#### Listed entries

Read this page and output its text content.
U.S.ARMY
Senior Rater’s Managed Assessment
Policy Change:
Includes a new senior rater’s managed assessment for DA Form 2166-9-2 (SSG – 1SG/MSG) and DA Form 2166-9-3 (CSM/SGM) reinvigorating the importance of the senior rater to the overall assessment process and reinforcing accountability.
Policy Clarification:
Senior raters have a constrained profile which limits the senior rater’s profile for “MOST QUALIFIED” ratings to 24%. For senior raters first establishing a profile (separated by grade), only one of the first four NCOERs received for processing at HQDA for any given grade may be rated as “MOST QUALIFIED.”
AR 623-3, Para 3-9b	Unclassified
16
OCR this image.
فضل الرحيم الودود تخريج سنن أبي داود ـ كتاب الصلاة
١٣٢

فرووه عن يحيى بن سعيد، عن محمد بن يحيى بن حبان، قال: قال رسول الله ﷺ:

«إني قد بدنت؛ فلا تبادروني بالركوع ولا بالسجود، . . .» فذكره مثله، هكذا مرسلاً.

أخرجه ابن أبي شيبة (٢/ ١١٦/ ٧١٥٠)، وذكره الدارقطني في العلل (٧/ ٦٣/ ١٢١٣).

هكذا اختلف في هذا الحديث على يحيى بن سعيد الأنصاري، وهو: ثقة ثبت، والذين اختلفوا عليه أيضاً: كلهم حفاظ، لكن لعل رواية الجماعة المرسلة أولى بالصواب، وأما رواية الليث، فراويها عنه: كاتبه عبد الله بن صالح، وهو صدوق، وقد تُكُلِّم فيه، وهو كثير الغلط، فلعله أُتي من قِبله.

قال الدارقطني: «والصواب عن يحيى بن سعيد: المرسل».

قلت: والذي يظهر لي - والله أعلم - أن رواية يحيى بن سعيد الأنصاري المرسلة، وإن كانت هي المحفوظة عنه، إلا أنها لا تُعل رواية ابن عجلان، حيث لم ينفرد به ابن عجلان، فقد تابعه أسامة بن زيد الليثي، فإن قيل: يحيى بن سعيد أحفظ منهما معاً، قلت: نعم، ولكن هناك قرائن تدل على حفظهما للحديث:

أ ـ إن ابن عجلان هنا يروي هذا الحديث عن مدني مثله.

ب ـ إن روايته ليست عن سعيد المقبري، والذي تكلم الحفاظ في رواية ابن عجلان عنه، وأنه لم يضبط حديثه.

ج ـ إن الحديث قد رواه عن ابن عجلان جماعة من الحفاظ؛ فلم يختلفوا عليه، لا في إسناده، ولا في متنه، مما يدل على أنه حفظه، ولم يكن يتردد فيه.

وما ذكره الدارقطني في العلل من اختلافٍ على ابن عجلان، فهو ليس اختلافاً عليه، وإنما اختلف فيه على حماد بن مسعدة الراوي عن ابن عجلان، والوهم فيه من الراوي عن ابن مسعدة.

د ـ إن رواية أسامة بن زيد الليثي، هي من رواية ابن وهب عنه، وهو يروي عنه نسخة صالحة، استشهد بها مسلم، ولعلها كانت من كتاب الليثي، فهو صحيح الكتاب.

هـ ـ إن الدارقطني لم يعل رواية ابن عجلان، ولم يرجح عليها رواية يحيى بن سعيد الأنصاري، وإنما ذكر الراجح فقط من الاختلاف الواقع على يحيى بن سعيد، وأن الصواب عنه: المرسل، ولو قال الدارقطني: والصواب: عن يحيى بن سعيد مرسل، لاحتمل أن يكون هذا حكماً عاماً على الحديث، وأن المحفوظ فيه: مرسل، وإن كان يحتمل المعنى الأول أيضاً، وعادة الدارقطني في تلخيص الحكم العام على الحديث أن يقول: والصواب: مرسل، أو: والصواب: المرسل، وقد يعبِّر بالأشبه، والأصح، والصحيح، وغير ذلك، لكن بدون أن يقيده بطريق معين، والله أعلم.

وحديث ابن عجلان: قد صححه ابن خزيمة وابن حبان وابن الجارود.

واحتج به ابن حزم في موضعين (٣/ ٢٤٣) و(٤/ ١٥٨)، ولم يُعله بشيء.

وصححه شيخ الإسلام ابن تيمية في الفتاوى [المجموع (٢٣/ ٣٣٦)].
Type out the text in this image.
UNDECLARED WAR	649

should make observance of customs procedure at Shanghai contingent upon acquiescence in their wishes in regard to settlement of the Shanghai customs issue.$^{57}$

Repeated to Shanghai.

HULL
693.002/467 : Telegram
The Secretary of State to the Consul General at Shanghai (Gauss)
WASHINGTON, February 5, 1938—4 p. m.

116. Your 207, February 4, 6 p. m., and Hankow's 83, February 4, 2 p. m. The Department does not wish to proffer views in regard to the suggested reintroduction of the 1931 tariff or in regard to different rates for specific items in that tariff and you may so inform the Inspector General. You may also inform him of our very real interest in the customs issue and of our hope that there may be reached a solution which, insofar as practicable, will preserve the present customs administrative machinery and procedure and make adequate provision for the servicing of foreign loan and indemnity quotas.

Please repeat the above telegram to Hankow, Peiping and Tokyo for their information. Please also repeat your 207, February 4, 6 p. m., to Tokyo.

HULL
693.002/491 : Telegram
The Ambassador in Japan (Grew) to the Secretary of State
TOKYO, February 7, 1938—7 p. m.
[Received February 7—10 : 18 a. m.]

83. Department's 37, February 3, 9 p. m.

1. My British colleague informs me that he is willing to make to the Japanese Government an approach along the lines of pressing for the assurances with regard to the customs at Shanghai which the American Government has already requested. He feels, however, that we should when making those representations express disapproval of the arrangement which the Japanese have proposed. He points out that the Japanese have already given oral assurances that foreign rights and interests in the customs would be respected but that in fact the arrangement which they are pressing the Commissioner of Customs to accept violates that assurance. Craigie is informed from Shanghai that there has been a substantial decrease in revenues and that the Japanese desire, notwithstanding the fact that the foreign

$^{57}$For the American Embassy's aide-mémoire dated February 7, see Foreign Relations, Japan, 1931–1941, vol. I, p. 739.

#### Request
Using the data above, print every record exactly as shown.

#### Answer to this problem
Read this page and output its text content.
U.S.ARMY
Senior Rater’s Managed Assessment
Policy Change:
Includes a new senior rater’s managed assessment for DA Form 2166-9-2 (SSG – 1SG/MSG) and DA Form 2166-9-3 (CSM/SGM) reinvigorating the importance of the senior rater to the overall assessment process and reinforcing accountability.
Policy Clarification:
Senior raters have a constrained profile which limits the senior rater’s profile for “MOST QUALIFIED” ratings to 24%. For senior raters first establishing a profile (separated by grade), only one of the first four NCOERs received for processing at HQDA for any given grade may be rated as “MOST QUALIFIED.”
AR 623-3, Para 3-9b	Unclassified
16
OCR this image.
فضل الرحيم الودود تخريج سنن أبي داود ـ كتاب الصلاة
١٣٢

فرووه عن يحيى بن سعيد، عن محمد بن يحيى بن حبان، قال: قال رسول الله ﷺ:

«إني قد بدنت؛ فلا تبادروني بالركوع ولا بالسجود، . . .» فذكره مثله، هكذا مرسلاً.

أخرجه ابن أبي شيبة (٢/ ١١٦/ ٧١٥٠)، وذكره الدارقطني في العلل (٧/ ٦٣/ ١٢١٣).

هكذا اختلف في هذا الحديث على يحيى بن سعيد الأنصاري، وهو: ثقة ثبت، والذين اختلفوا عليه أيضاً: كلهم حفاظ، لكن لعل رواية الجماعة المرسلة أولى بالصواب، وأما رواية الليث، فراويها عنه: كاتبه عبد الله بن صالح، وهو صدوق، وقد تُكُلِّم فيه، وهو كثير الغلط، فلعله أُتي من قِبله.

قال الدارقطني: «والصواب عن يحيى بن سعيد: المرسل».

قلت: والذي يظهر لي - والله أعلم - أن رواية يحيى بن سعيد الأنصاري المرسلة، وإن كانت هي المحفوظة عنه، إلا أنها لا تُعل رواية ابن عجلان، حيث لم ينفرد به ابن عجلان، فقد تابعه أسامة بن زيد الليثي، فإن قيل: يحيى بن سعيد أحفظ منهما معاً، قلت: نعم، ولكن هناك قرائن تدل على حفظهما للحديث:

أ ـ إن ابن عجلان هنا يروي هذا الحديث عن مدني مثله.

ب ـ إن روايته ليست عن سعيد المقبري، والذي تكلم الحفاظ في رواية ابن عجلان عنه، وأنه لم يضبط حديثه.

ج ـ إن الحديث قد رواه عن ابن عجلان جماعة من الحفاظ؛ فلم يختلفوا عليه، لا في إسناده، ولا في متنه، مما يدل على أنه حفظه، ولم يكن يتردد فيه.

وما ذكره الدارقطني في العلل من اختلافٍ على ابن عجلان، فهو ليس اختلافاً عليه، وإنما اختلف فيه على حماد بن مسعدة الراوي عن ابن عجلان، والوهم فيه من الراوي عن ابن مسعدة.

د ـ إن رواية أسامة بن زيد الليثي، هي من رواية ابن وهب عنه، وهو يروي عنه نسخة صالحة، استشهد بها مسلم، ولعلها كانت من كتاب الليثي، فهو صحيح الكتاب.

هـ ـ إن الدارقطني لم يعل رواية ابن عجلان، ولم يرجح عليها رواية يحيى بن سعيد الأنصاري، وإنما ذكر الراجح فقط من الاختلاف الواقع على يحيى بن سعيد، وأن الصواب عنه: المرسل، ولو قال الدارقطني: والصواب: عن يحيى بن سعيد مرسل، لاحتمل أن يكون هذا حكماً عاماً على الحديث، وأن المحفوظ فيه: مرسل، وإن كان يحتمل المعنى الأول أيضاً، وعادة الدارقطني في تلخيص الحكم العام على الحديث أن يقول: والصواب: مرسل، أو: والصواب: المرسل، وقد يعبِّر بالأشبه، والأصح، والصحيح، وغير ذلك، لكن بدون أن يقيده بطريق معين، والله أعلم.

وحديث ابن عجلان: قد صححه ابن خزيمة وابن حبان وابن الجارود.

واحتج به ابن حزم في موضعين (٣/ ٢٤٣) و(٤/ ١٥٨)، ولم يُعله بشيء.

وصححه شيخ الإسلام ابن تيمية في الفتاوى [المجموع (٢٣/ ٣٣٦)].
Type out the text in this image.
UNDECLARED WAR	649

should make observance of customs procedure at Shanghai contingent upon acquiescence in their wishes in regard to settlement of the Shanghai customs issue.$^{57}$

Repeated to Shanghai.

HULL
693.002/467 : Telegram
The Secretary of State to the Consul General at Shanghai (Gauss)
WASHINGTON, February 5, 1938—4 p. m.

116. Your 207, February 4, 6 p. m., and Hankow's 83, February 4, 2 p. m. The Department does not wish to proffer views in regard to the suggested reintroduction of the 1931 tariff or in regard to different rates for specific items in that tariff and you may so inform the Inspector General. You may also inform him of our very real interest in the customs issue and of our hope that there may be reached a solution which, insofar as practicable, will preserve the present customs administrative machinery and procedure and make adequate provision for the servicing of foreign loan and indemnity quotas.

Please repeat the above telegram to Hankow, Peiping and Tokyo for their information. Please also repeat your 207, February 4, 6 p. m., to Tokyo.

HULL
693.002/491 : Telegram
The Ambassador in Japan (Grew) to the Secretary of State
TOKYO, February 7, 1938—7 p. m.
[Received February 7—10 : 18 a. m.]

83. Department's 37, February 3, 9 p. m.

1. My British colleague informs me that he is willing to make to the Japanese Government an approach along the lines of pressing for the assurances with regard to the customs at Shanghai which the American Government has already requested. He feels, however, that we should when making those representations express disapproval of the arrangement which the Japanese have proposed. He points out that the Japanese have already given oral assurances that foreign rights and interests in the customs would be respected but that in fact the arrangement which they are pressing the Commissioner of Customs to accept violates that assurance. Craigie is informed from Shanghai that there has been a substantial decrease in revenues and that the Japanese desire, notwithstanding the fact that the foreign

$^{57}$For the American Embassy's aide-mémoire dated February 7, see Foreign Relations, Japan, 1931–1941, vol. I, p. 739.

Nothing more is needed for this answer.